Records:
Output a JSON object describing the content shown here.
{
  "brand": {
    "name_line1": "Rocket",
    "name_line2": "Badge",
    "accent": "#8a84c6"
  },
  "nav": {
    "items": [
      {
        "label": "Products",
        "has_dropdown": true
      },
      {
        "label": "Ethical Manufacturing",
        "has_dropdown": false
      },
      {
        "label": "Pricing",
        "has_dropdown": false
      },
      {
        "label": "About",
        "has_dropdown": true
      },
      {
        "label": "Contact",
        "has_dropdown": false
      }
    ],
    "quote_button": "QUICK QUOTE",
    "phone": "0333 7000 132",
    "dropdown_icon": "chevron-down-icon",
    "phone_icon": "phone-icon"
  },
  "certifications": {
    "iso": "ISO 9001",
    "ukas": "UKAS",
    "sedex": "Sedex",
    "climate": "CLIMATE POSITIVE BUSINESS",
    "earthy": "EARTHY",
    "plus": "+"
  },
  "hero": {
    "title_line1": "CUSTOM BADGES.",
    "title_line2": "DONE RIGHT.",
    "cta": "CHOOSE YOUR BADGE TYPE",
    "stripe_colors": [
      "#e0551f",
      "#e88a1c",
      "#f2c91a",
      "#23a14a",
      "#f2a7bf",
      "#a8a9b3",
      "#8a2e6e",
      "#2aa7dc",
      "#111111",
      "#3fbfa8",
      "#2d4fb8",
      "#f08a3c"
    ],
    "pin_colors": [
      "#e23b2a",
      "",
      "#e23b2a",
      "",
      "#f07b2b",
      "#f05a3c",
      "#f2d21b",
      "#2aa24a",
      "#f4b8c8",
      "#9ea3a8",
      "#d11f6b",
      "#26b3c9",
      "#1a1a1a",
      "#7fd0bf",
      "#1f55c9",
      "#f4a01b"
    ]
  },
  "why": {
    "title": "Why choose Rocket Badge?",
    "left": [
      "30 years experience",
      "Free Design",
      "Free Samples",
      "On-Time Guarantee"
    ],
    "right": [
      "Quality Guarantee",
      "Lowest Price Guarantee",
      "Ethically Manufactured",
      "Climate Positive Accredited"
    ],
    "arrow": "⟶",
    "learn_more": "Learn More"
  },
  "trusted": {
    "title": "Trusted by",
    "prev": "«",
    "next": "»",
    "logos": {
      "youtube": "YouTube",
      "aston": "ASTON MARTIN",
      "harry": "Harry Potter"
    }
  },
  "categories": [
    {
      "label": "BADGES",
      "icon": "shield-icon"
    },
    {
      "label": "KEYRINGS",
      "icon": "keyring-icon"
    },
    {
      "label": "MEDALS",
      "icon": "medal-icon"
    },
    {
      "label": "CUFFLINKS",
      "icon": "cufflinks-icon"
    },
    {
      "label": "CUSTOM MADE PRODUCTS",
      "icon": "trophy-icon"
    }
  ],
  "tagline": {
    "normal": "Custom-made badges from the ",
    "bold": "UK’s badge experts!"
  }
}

● PROBLEM TO SOLVE
Find every line in the records above that contains the word "label", and copy each one.

● RESULT FOR THIS TASK
        "label": "Products",
        "label": "Ethical Manufacturing",
        "label": "Pricing",
        "label": "About",
        "label": "Contact",
      "label": "BADGES",
      "label": "KEYRINGS",
      "label": "MEDALS",
      "label": "CUFFLINKS",
      "label": "CUSTOM MADE PRODUCTS",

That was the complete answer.